→ **GIVEN REQUEST**: Set down all of the entries word for word, omitting the images they contain.

Figure record listings
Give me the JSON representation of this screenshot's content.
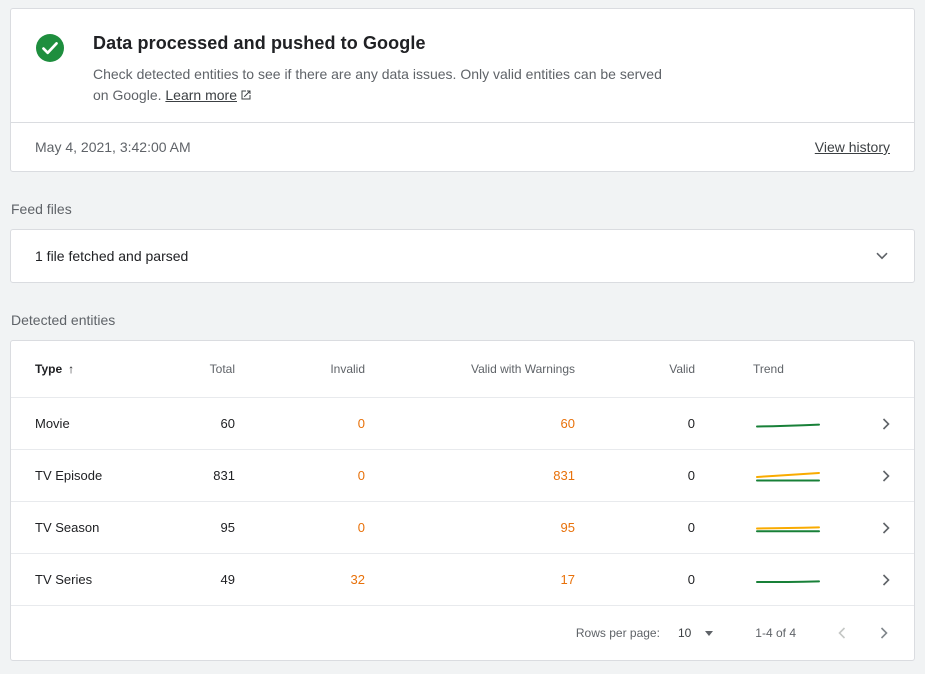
{
  "status_card": {
    "title": "Data processed and pushed to Google",
    "description": "Check detected entities to see if there are any data issues. Only valid entities can be served on Google.",
    "learn_more_label": "Learn more",
    "timestamp": "May 4, 2021, 3:42:00 AM",
    "view_history_label": "View history"
  },
  "feed_files": {
    "section_label": "Feed files",
    "summary": "1 file fetched and parsed"
  },
  "detected_entities": {
    "section_label": "Detected entities",
    "columns": {
      "type": "Type",
      "total": "Total",
      "invalid": "Invalid",
      "valid_with_warnings": "Valid with Warnings",
      "valid": "Valid",
      "trend": "Trend"
    },
    "rows": [
      {
        "type": "Movie",
        "total": "60",
        "invalid": "0",
        "valid_with_warnings": "60",
        "valid": "0",
        "trend": [
          {
            "color": "#188038",
            "points": [
              13.5,
              13.2,
              12.8,
              12.2,
              11.6
            ]
          }
        ]
      },
      {
        "type": "TV Episode",
        "total": "831",
        "invalid": "0",
        "valid_with_warnings": "831",
        "valid": "0",
        "trend": [
          {
            "color": "#f9ab00",
            "points": [
              12,
              11,
              10,
              9,
              8
            ]
          },
          {
            "color": "#188038",
            "points": [
              15.5,
              15.5,
              15.5,
              15.5,
              15.5
            ]
          }
        ]
      },
      {
        "type": "TV Season",
        "total": "95",
        "invalid": "0",
        "valid_with_warnings": "95",
        "valid": "0",
        "trend": [
          {
            "color": "#f9ab00",
            "points": [
              11.5,
              11.2,
              11,
              10.7,
              10.4
            ]
          },
          {
            "color": "#188038",
            "points": [
              14.2,
              14.2,
              14.2,
              14.2,
              14.2
            ]
          }
        ]
      },
      {
        "type": "TV Series",
        "total": "49",
        "invalid": "32",
        "valid_with_warnings": "17",
        "valid": "0",
        "trend": [
          {
            "color": "#188038",
            "points": [
              13,
              13,
              13,
              12.8,
              12.4
            ]
          }
        ]
      }
    ],
    "pagination": {
      "rows_per_page_label": "Rows per page:",
      "rows_per_page_value": "10",
      "range_label": "1-4 of 4"
    }
  },
  "colors": {
    "success_green": "#1e8e3e",
    "warning_orange": "#e8710a",
    "trend_green": "#188038",
    "trend_orange": "#f9ab00",
    "border": "#dadce0",
    "page_background": "#f1f3f4"
  }
}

→ **ANSWER TO THE PROBLEM**:
Give me the JSON representation of this screenshot's content.
{
  "status_card": {
    "title": "Data processed and pushed to Google",
    "description": "Check detected entities to see if there are any data issues. Only valid entities can be served on Google.",
    "learn_more_label": "Learn more",
    "timestamp": "May 4, 2021, 3:42:00 AM",
    "view_history_label": "View history"
  },
  "feed_files": {
    "section_label": "Feed files",
    "summary": "1 file fetched and parsed"
  },
  "detected_entities": {
    "section_label": "Detected entities",
    "columns": {
      "type": "Type",
      "total": "Total",
      "invalid": "Invalid",
      "valid_with_warnings": "Valid with Warnings",
      "valid": "Valid",
      "trend": "Trend"
    },
    "rows": [
      {
        "type": "Movie",
        "total": "60",
        "invalid": "0",
        "valid_with_warnings": "60",
        "valid": "0",
        "trend": [
          {
            "color": "#188038",
            "points": [
              13.5,
              13.2,
              12.8,
              12.2,
              11.6
            ]
          }
        ]
      },
      {
        "type": "TV Episode",
        "total": "831",
        "invalid": "0",
        "valid_with_warnings": "831",
        "valid": "0",
        "trend": [
          {
            "color": "#f9ab00",
            "points": [
              12,
              11,
              10,
              9,
              8
            ]
          },
          {
            "color": "#188038",
            "points": [
              15.5,
              15.5,
              15.5,
              15.5,
              15.5
            ]
          }
        ]
      },
      {
        "type": "TV Season",
        "total": "95",
        "invalid": "0",
        "valid_with_warnings": "95",
        "valid": "0",
        "trend": [
          {
            "color": "#f9ab00",
            "points": [
              11.5,
              11.2,
              11,
              10.7,
              10.4
            ]
          },
          {
            "color": "#188038",
            "points": [
              14.2,
              14.2,
              14.2,
              14.2,
              14.2
            ]
          }
        ]
      },
      {
        "type": "TV Series",
        "total": "49",
        "invalid": "32",
        "valid_with_warnings": "17",
        "valid": "0",
        "trend": [
          {
            "color": "#188038",
            "points": [
              13,
              13,
              13,
              12.8,
              12.4
            ]
          }
        ]
      }
    ],
    "pagination": {
      "rows_per_page_label": "Rows per page:",
      "rows_per_page_value": "10",
      "range_label": "1-4 of 4"
    }
  },
  "colors": {
    "success_green": "#1e8e3e",
    "warning_orange": "#e8710a",
    "trend_green": "#188038",
    "trend_orange": "#f9ab00",
    "border": "#dadce0",
    "page_background": "#f1f3f4"
  }
}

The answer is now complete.